start
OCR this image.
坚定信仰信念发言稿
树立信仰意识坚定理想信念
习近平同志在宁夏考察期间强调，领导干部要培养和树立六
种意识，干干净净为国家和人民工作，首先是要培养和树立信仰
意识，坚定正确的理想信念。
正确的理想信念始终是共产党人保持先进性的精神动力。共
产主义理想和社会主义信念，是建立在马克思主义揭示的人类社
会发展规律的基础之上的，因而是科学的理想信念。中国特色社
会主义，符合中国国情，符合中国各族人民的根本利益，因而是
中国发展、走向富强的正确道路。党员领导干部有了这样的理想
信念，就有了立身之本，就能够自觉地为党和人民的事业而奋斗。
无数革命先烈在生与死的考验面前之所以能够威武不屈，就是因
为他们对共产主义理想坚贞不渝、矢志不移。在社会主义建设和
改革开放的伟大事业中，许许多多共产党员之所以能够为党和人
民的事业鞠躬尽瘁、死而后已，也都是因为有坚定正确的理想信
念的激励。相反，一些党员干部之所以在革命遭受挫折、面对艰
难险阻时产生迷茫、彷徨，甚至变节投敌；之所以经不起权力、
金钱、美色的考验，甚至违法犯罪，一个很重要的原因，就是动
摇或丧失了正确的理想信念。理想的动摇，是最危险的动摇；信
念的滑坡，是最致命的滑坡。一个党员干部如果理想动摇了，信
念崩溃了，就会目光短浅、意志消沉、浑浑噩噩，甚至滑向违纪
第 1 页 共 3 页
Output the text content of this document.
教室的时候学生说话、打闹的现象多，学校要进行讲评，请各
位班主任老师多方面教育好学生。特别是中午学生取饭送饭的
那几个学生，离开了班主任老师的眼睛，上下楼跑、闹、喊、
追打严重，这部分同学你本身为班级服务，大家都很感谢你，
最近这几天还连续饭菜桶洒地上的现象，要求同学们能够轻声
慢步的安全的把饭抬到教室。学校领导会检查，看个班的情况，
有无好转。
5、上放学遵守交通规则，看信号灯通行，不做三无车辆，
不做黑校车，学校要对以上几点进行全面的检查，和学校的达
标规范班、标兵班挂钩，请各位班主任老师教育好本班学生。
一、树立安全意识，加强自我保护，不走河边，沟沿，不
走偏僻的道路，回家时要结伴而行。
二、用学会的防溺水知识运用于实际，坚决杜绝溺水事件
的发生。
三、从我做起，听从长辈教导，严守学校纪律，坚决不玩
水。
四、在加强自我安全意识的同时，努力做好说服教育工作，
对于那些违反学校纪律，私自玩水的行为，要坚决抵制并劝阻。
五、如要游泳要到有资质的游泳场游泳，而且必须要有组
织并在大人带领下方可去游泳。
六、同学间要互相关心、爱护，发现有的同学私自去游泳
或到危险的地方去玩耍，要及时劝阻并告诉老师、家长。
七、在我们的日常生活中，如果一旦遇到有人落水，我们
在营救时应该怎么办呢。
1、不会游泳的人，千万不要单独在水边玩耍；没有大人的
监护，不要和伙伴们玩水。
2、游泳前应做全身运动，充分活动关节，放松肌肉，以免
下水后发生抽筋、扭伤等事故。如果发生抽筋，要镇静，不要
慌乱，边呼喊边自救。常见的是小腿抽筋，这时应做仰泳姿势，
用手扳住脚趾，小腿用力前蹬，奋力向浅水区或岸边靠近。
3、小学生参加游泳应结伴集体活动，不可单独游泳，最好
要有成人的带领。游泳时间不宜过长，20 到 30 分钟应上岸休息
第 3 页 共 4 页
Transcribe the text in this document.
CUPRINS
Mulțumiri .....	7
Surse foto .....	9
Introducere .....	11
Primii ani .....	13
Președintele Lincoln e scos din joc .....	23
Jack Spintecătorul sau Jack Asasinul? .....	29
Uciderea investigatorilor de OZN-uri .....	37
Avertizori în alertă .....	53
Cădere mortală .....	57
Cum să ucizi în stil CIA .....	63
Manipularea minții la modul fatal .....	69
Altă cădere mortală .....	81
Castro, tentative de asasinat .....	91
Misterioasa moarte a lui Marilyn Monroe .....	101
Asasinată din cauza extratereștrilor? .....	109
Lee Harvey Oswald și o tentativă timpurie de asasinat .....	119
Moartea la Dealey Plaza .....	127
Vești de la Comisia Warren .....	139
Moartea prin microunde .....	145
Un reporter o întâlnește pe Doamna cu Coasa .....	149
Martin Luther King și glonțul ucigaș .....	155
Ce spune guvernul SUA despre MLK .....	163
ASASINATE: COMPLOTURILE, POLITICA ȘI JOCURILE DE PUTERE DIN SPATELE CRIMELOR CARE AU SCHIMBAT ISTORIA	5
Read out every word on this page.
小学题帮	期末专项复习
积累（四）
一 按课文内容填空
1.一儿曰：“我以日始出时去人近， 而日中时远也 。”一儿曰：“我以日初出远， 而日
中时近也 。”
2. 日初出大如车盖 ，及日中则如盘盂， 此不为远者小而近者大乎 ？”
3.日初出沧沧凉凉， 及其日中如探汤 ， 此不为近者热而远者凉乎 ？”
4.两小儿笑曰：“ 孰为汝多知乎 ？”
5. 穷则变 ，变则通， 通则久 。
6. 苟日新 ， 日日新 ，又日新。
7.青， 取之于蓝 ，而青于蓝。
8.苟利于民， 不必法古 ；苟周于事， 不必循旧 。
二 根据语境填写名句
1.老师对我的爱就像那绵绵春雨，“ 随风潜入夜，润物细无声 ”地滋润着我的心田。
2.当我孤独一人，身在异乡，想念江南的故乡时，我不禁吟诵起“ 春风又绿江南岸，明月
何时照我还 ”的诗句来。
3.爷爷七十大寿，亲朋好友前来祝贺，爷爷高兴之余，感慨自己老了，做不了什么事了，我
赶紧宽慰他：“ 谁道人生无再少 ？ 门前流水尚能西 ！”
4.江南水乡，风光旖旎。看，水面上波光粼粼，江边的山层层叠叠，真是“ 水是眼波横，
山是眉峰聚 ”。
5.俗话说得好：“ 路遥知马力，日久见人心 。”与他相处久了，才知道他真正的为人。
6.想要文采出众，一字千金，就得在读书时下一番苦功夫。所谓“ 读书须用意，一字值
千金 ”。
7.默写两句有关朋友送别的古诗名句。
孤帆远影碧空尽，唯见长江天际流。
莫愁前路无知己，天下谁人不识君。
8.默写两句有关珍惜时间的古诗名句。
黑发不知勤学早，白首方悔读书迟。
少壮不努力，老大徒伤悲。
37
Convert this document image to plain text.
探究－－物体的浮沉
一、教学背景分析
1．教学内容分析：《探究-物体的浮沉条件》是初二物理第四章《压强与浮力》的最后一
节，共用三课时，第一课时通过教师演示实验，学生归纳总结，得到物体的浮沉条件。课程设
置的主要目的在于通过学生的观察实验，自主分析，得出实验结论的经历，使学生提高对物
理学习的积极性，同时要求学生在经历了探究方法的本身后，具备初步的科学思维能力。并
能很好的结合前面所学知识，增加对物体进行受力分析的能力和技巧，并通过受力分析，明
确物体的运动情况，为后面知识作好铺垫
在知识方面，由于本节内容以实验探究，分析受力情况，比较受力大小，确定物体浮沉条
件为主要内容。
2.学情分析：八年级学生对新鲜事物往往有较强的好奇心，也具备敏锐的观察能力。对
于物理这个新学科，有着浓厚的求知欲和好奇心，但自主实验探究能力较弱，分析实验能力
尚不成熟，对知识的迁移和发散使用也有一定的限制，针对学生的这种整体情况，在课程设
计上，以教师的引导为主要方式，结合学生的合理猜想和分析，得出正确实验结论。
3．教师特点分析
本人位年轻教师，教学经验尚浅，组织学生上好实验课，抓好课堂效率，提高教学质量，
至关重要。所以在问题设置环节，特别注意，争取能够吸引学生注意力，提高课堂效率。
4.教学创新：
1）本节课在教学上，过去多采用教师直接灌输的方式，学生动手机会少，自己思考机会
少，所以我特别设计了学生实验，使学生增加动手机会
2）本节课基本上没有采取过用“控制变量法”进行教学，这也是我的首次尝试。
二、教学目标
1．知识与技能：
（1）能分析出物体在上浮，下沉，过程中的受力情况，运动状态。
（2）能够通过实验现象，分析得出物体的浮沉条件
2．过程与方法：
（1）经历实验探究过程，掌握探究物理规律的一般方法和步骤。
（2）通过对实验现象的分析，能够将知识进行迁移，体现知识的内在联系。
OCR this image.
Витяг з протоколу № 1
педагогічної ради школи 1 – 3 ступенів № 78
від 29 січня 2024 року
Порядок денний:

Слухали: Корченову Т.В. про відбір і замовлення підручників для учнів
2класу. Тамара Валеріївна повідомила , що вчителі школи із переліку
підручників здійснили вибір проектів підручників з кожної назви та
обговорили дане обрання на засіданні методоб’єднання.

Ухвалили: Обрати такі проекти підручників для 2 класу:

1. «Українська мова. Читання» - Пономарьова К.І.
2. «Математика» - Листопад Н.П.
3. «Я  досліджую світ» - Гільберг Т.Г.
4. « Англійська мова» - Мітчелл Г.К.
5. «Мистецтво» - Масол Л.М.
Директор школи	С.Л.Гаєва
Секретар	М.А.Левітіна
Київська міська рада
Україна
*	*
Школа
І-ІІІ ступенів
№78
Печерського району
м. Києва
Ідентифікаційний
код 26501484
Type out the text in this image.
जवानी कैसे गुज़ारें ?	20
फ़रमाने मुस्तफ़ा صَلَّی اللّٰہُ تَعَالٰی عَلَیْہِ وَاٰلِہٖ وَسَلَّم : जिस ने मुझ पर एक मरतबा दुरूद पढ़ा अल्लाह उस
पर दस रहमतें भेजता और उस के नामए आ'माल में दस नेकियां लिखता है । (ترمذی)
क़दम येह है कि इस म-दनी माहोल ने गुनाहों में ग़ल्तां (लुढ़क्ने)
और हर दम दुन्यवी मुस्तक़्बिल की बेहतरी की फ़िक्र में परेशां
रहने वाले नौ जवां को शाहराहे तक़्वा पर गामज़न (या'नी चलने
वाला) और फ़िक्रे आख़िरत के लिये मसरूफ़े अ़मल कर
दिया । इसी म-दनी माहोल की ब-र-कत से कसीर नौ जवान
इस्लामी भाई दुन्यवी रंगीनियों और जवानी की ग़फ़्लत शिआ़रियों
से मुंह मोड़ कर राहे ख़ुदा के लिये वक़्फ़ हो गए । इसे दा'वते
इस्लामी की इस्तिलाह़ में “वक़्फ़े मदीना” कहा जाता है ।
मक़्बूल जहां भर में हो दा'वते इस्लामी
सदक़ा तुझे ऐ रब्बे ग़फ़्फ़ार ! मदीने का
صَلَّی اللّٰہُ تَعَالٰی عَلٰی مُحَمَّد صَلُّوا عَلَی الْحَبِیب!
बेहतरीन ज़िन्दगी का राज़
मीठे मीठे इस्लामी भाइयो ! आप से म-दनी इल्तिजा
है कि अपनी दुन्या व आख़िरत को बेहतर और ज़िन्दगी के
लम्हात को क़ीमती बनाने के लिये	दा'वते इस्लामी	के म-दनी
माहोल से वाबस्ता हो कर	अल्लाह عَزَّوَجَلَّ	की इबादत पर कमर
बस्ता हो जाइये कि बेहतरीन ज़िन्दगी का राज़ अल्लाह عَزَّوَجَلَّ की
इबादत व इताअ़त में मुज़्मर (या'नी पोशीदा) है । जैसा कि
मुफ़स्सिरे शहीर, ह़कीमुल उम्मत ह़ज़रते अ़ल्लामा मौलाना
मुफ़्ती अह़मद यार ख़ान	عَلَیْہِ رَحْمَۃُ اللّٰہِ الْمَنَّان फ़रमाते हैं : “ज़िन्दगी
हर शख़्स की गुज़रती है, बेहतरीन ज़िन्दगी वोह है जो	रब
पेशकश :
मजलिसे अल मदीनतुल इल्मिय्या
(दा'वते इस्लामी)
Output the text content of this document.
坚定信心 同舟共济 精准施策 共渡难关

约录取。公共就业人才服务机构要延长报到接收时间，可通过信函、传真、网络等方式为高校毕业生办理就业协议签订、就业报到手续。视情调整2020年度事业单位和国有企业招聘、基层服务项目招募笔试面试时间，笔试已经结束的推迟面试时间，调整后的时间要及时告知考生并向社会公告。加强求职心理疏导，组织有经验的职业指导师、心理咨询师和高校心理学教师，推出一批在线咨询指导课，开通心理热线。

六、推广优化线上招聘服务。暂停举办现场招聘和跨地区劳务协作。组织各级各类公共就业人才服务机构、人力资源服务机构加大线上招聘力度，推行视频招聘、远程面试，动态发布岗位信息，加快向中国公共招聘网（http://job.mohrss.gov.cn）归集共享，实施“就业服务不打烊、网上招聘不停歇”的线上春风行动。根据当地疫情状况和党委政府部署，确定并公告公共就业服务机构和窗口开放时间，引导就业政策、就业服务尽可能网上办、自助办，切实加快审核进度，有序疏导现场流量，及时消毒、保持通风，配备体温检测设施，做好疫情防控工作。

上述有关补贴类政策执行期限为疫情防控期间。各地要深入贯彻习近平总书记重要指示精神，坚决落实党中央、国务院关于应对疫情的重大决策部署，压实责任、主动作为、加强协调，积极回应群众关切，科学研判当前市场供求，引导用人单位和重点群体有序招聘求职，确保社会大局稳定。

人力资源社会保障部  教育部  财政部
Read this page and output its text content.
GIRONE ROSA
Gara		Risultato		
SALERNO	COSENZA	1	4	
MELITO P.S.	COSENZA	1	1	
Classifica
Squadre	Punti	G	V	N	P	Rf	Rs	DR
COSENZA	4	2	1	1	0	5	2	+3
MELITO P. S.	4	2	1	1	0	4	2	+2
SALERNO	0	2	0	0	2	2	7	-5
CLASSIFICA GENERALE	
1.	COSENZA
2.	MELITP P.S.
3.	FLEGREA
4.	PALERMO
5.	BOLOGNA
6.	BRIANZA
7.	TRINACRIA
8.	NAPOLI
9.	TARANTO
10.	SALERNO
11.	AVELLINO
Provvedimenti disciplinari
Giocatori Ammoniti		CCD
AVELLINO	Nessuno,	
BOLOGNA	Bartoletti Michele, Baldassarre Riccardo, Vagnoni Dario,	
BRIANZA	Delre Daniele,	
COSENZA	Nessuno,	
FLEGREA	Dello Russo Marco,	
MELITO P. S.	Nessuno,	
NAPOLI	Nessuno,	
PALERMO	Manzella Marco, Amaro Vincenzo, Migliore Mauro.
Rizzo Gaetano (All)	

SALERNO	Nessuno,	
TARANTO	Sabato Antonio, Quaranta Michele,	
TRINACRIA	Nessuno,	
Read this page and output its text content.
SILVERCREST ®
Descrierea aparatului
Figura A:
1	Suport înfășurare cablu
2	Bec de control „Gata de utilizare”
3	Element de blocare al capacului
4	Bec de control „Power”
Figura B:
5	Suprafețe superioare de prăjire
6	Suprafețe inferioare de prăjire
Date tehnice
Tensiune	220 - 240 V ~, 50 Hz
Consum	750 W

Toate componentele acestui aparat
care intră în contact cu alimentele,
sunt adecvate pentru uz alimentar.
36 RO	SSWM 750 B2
end
**Aim of the task:**
Report each line of the material above where the word "SALERNO" appears.

**Finished task:**
SALERNO	COSENZA	1	4	
SALERNO	0	2	0	0	2	2	7	-5
10.	SALERNO
SALERNO	Nessuno,	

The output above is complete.